• Short problem:
Return every line of the data below that includes the string "Number".
________
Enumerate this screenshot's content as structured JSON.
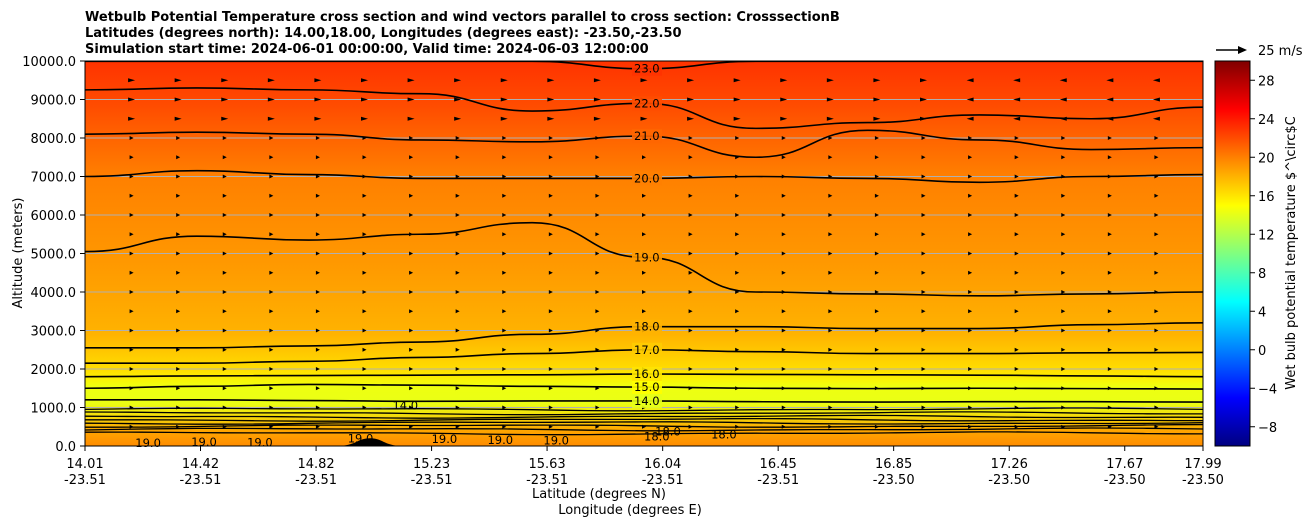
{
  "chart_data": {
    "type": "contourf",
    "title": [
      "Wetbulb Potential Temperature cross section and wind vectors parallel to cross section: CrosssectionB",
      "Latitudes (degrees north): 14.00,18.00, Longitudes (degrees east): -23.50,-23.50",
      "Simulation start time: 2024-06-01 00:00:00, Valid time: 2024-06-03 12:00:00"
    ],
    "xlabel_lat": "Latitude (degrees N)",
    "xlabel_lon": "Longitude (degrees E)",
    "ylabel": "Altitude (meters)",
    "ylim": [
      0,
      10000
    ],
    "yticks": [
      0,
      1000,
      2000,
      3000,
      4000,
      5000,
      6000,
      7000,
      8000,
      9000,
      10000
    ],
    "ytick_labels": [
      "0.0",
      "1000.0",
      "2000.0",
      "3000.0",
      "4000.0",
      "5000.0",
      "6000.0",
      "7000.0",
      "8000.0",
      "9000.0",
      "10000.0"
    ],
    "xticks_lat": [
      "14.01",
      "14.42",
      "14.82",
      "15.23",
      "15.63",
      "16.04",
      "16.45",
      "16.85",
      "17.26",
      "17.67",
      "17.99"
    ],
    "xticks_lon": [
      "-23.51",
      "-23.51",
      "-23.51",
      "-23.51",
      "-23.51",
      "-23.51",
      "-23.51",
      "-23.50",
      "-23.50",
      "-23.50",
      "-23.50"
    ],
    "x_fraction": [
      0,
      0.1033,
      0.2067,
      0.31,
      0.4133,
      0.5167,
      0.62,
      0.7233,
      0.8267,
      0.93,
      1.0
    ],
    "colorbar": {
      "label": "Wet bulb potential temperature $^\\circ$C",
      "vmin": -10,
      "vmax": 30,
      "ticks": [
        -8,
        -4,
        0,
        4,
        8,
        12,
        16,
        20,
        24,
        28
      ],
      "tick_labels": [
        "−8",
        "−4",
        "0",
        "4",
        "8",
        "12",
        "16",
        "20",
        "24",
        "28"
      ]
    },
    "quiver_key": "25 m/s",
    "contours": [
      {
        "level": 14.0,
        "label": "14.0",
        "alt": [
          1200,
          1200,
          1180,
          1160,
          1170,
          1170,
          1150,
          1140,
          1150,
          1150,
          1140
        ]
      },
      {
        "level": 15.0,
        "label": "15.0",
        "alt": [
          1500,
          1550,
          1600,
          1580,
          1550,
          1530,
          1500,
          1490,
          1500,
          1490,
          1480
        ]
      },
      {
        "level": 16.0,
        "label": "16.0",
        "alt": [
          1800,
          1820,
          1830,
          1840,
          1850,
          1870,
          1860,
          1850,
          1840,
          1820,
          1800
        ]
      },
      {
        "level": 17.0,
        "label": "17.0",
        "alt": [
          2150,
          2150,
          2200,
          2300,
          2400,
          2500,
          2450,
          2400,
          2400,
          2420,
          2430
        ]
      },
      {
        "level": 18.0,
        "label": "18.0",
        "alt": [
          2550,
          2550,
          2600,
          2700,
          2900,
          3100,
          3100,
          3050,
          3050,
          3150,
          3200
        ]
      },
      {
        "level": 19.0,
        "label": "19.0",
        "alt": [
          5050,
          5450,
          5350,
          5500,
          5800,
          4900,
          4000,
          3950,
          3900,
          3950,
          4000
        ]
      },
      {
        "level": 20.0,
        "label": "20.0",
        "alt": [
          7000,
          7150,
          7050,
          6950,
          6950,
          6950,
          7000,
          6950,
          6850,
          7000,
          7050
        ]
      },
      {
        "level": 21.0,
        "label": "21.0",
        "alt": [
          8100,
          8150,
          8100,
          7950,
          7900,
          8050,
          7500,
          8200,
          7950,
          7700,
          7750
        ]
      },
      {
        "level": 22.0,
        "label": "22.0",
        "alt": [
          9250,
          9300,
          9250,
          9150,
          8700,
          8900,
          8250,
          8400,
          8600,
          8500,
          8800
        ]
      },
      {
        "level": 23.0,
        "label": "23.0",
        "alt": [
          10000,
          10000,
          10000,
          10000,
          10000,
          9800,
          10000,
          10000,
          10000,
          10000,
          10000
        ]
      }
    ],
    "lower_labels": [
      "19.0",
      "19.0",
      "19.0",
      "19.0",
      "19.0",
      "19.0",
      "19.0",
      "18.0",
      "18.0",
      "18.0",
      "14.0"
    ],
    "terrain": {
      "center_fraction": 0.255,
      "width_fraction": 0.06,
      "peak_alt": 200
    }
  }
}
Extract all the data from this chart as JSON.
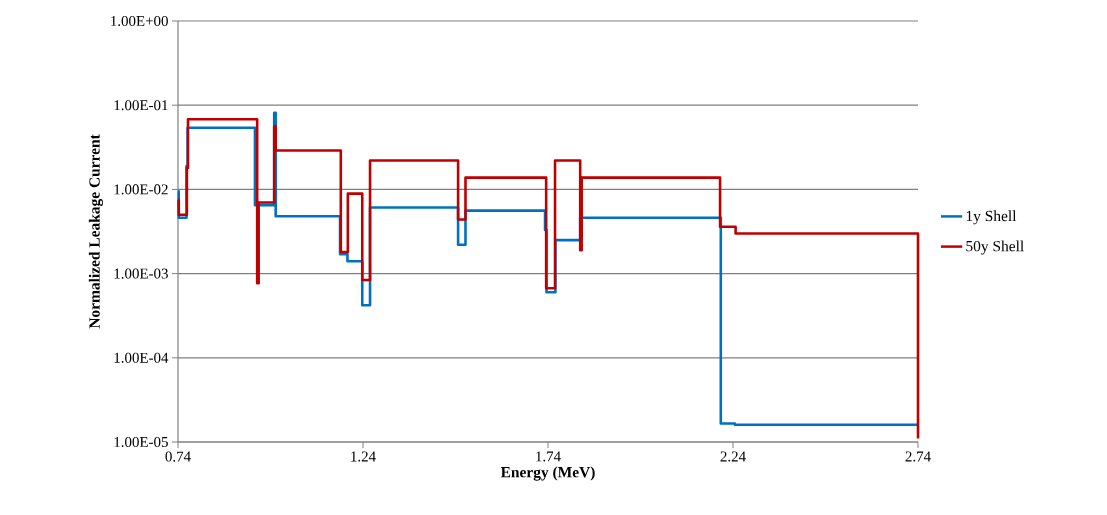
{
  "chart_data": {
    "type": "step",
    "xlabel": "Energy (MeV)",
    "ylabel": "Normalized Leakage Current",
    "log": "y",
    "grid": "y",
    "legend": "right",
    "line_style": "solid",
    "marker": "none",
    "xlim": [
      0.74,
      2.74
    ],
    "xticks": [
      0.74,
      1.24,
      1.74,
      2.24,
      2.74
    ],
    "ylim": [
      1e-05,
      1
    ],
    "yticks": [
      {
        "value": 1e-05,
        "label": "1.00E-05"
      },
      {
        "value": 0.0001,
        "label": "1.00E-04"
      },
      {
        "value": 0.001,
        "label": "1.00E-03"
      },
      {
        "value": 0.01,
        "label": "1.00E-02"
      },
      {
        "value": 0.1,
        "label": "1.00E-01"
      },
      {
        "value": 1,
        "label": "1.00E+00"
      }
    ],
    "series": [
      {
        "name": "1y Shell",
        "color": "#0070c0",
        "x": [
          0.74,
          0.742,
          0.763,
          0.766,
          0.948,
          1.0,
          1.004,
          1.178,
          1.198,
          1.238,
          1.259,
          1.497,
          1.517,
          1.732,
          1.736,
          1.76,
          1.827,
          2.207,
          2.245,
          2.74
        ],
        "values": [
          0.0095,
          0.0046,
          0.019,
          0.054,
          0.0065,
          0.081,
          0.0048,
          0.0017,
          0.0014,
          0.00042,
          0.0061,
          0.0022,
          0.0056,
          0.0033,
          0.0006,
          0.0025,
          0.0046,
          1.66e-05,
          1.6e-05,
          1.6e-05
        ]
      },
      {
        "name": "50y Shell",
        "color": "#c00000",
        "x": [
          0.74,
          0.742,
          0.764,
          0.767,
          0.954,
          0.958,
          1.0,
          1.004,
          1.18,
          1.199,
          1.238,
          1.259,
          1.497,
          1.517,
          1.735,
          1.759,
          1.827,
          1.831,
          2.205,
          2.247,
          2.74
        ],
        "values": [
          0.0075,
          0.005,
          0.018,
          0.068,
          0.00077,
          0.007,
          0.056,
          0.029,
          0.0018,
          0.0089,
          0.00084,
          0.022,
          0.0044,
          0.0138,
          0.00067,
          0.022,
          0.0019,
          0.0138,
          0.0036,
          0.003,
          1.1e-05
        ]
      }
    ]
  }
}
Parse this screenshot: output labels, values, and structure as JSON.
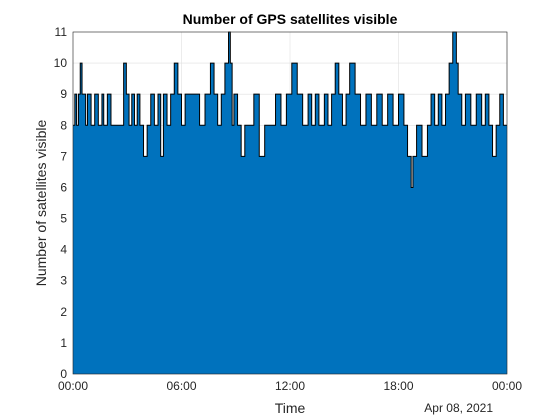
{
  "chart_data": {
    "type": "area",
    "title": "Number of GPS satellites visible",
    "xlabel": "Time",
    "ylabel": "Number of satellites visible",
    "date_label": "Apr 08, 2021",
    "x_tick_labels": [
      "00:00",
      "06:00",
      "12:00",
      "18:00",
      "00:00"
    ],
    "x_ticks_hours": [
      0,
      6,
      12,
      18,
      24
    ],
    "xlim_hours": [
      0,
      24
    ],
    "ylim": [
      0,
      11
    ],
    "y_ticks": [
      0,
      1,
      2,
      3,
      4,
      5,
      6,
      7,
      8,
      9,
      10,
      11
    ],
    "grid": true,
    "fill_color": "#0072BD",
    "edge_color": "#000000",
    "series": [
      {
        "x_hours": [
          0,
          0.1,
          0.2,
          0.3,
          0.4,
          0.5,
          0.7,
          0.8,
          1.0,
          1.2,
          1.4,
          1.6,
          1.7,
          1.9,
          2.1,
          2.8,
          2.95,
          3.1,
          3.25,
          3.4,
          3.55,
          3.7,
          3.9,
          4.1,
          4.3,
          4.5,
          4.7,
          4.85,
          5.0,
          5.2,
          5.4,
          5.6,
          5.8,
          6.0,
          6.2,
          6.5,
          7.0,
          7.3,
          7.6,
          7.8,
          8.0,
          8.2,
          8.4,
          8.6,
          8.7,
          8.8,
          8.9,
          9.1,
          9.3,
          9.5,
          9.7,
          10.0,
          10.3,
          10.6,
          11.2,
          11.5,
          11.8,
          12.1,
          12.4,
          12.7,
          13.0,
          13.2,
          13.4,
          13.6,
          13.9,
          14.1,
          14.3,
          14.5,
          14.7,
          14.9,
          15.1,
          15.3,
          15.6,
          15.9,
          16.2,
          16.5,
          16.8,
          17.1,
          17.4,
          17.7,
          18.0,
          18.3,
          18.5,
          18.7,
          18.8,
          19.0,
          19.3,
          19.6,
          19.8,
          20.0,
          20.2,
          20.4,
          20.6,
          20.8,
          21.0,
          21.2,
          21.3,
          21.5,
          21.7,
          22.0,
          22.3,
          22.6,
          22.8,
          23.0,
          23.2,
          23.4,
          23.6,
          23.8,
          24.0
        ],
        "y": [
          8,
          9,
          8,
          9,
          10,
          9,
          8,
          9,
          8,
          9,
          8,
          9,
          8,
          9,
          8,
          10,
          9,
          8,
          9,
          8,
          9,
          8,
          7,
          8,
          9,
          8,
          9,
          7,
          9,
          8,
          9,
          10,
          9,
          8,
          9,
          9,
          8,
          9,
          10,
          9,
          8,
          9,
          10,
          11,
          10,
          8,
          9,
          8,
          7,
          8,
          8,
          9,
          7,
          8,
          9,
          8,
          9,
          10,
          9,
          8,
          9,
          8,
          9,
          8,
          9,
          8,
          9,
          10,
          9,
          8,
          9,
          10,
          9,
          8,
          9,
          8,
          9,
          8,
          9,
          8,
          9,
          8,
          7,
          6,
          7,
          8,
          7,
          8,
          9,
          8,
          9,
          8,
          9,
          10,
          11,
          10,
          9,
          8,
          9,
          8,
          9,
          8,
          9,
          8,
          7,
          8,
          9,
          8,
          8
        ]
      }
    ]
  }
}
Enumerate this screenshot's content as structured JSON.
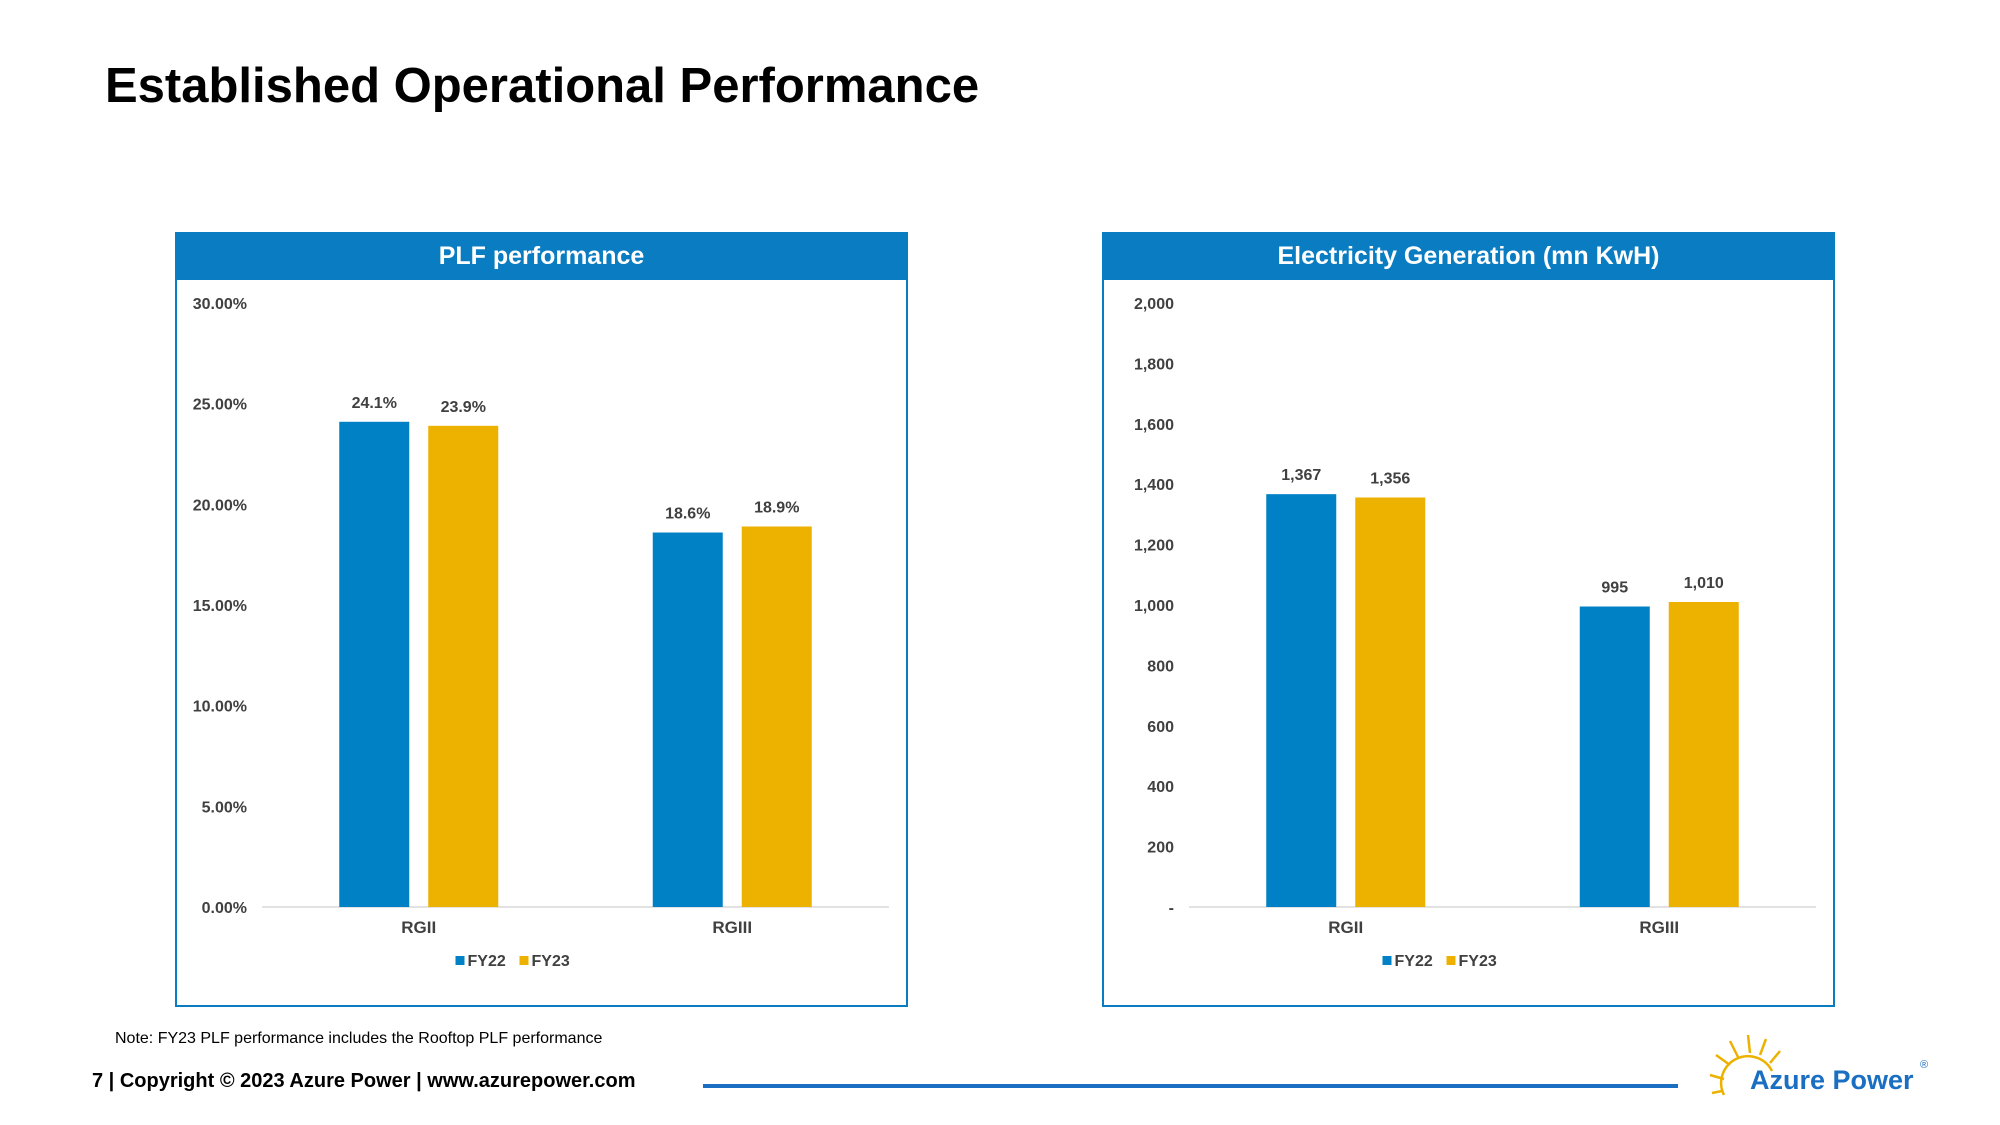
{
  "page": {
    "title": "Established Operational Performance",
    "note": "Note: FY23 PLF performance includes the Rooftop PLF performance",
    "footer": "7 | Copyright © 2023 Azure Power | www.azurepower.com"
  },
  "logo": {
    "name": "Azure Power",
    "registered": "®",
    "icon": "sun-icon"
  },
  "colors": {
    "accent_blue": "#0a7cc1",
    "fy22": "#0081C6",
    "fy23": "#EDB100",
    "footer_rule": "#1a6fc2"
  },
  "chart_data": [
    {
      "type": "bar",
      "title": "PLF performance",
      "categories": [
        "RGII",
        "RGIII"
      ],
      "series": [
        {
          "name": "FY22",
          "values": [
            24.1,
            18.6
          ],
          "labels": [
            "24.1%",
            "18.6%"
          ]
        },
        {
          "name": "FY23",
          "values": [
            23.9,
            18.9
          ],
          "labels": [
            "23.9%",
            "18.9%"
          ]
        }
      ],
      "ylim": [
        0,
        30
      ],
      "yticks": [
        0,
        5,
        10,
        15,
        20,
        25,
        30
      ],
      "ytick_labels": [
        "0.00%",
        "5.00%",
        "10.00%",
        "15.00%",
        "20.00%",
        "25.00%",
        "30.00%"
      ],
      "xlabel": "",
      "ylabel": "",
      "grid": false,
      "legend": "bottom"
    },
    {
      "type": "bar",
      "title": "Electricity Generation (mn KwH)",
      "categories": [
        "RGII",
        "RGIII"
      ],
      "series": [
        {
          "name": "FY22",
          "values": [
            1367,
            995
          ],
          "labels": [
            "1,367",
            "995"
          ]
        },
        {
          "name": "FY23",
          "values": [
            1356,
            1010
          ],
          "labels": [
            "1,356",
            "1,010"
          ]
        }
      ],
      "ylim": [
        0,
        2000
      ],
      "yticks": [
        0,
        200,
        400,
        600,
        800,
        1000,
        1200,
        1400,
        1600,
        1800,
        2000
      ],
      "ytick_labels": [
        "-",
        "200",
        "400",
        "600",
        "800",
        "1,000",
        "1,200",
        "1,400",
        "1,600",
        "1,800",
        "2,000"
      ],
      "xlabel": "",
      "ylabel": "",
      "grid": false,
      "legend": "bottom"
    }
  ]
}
________
• Final answer:
    "title": "Number of GPS satellites visible",
    "ylabel": "Number of satellites visible",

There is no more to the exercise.